Reproduce all lines of the listing below in which the word "EMPRESA" occurs.

[Material supplied start]

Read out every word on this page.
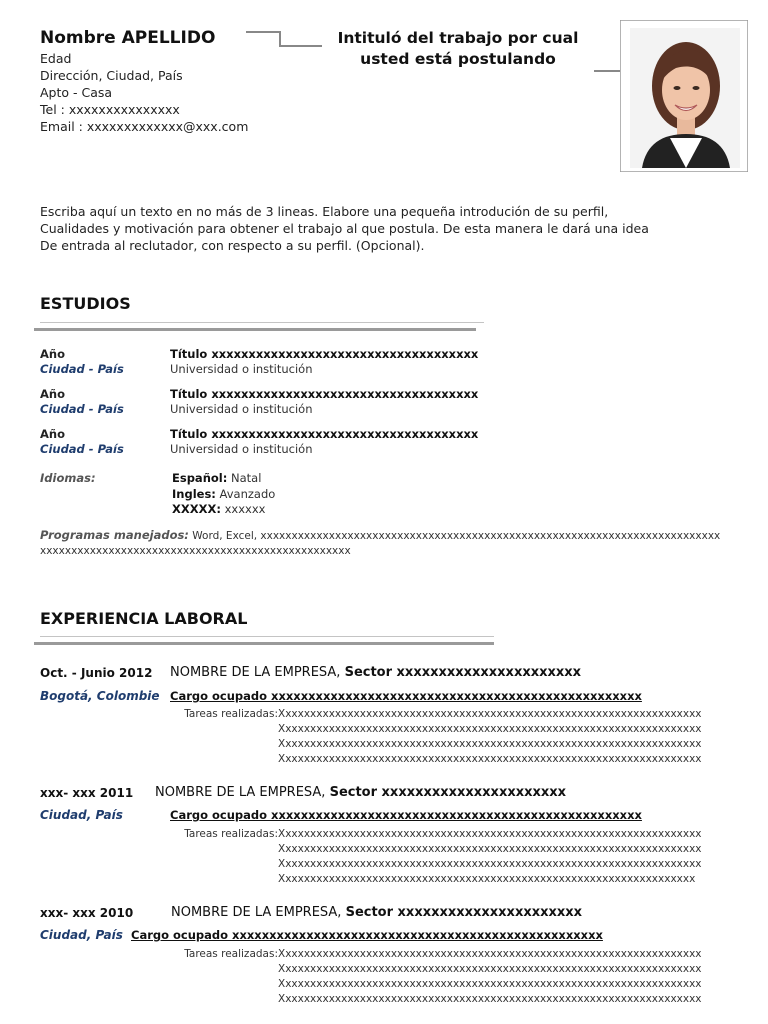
Nombre APELLIDO
Edad
Dirección, Ciudad, País
Apto - Casa
Tel : xxxxxxxxxxxxxxx
Email : xxxxxxxxxxxxx@xxx.com
Intituló del trabajo por cual
usted está postulando
Escriba aquí un texto en no más de 3 lineas. Elabore una pequeña introdución de su perfil,
Cualidades y motivación para obtener el trabajo al que postula. De esta manera le dará una idea
De entrada al reclutador, con respecto a su perfil. (Opcional).
ESTUDIOS
Año	Título xxxxxxxxxxxxxxxxxxxxxxxxxxxxxxxxxxxx
Ciudad - País	Universidad o institución
Año	Título xxxxxxxxxxxxxxxxxxxxxxxxxxxxxxxxxxxx
Ciudad - País	Universidad o institución
Año	Título xxxxxxxxxxxxxxxxxxxxxxxxxxxxxxxxxxxx
Ciudad - País	Universidad o institución
Idiomas:	Español: Natal
Ingles: Avanzado
XXXXX: xxxxxx
Programas manejados: Word, Excel, xxxxxxxxxxxxxxxxxxxxxxxxxxxxxxxxxxxxxxxxxxxxxxxxxxxxxxxxxxxxxxxxxxxxxxxxxx
xxxxxxxxxxxxxxxxxxxxxxxxxxxxxxxxxxxxxxxxxxxxxxxxxx
EXPERIENCIA LABORAL
Oct. - Junio 2012 NOMBRE DE LA EMPRESA, Sector xxxxxxxxxxxxxxxxxxxxxx
Bogotá, Colombie Cargo ocupado xxxxxxxxxxxxxxxxxxxxxxxxxxxxxxxxxxxxxxxxxxxxxxxxxx
Tareas realizadas:Xxxxxxxxxxxxxxxxxxxxxxxxxxxxxxxxxxxxxxxxxxxxxxxxxxxxxxxxxxxxxxxxxxxx
Xxxxxxxxxxxxxxxxxxxxxxxxxxxxxxxxxxxxxxxxxxxxxxxxxxxxxxxxxxxxxxxxxxxx
Xxxxxxxxxxxxxxxxxxxxxxxxxxxxxxxxxxxxxxxxxxxxxxxxxxxxxxxxxxxxxxxxxxxx
Xxxxxxxxxxxxxxxxxxxxxxxxxxxxxxxxxxxxxxxxxxxxxxxxxxxxxxxxxxxxxxxxxxxx
xxx- xxx 2011 NOMBRE DE LA EMPRESA, Sector xxxxxxxxxxxxxxxxxxxxxx
Ciudad, País	Cargo ocupado xxxxxxxxxxxxxxxxxxxxxxxxxxxxxxxxxxxxxxxxxxxxxxxxxx
Tareas realizadas:Xxxxxxxxxxxxxxxxxxxxxxxxxxxxxxxxxxxxxxxxxxxxxxxxxxxxxxxxxxxxxxxxxxxx
Xxxxxxxxxxxxxxxxxxxxxxxxxxxxxxxxxxxxxxxxxxxxxxxxxxxxxxxxxxxxxxxxxxxx
Xxxxxxxxxxxxxxxxxxxxxxxxxxxxxxxxxxxxxxxxxxxxxxxxxxxxxxxxxxxxxxxxxxxx
Xxxxxxxxxxxxxxxxxxxxxxxxxxxxxxxxxxxxxxxxxxxxxxxxxxxxxxxxxxxxxxxxxxx
xxx- xxx 2010	NOMBRE DE LA EMPRESA, Sector xxxxxxxxxxxxxxxxxxxxxx
Ciudad, País Cargo ocupado xxxxxxxxxxxxxxxxxxxxxxxxxxxxxxxxxxxxxxxxxxxxxxxxxx
Tareas realizadas:Xxxxxxxxxxxxxxxxxxxxxxxxxxxxxxxxxxxxxxxxxxxxxxxxxxxxxxxxxxxxxxxxxxxx
Xxxxxxxxxxxxxxxxxxxxxxxxxxxxxxxxxxxxxxxxxxxxxxxxxxxxxxxxxxxxxxxxxxxx
Xxxxxxxxxxxxxxxxxxxxxxxxxxxxxxxxxxxxxxxxxxxxxxxxxxxxxxxxxxxxxxxxxxxx
Xxxxxxxxxxxxxxxxxxxxxxxxxxxxxxxxxxxxxxxxxxxxxxxxxxxxxxxxxxxxxxxxxxxx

[Material supplied end]

## Solution to this problem
Oct. - Junio 2012 NOMBRE DE LA EMPRESA, Sector xxxxxxxxxxxxxxxxxxxxxx
xxx- xxx 2011 NOMBRE DE LA EMPRESA, Sector xxxxxxxxxxxxxxxxxxxxxx
xxx- xxx 2010	NOMBRE DE LA EMPRESA, Sector xxxxxxxxxxxxxxxxxxxxxx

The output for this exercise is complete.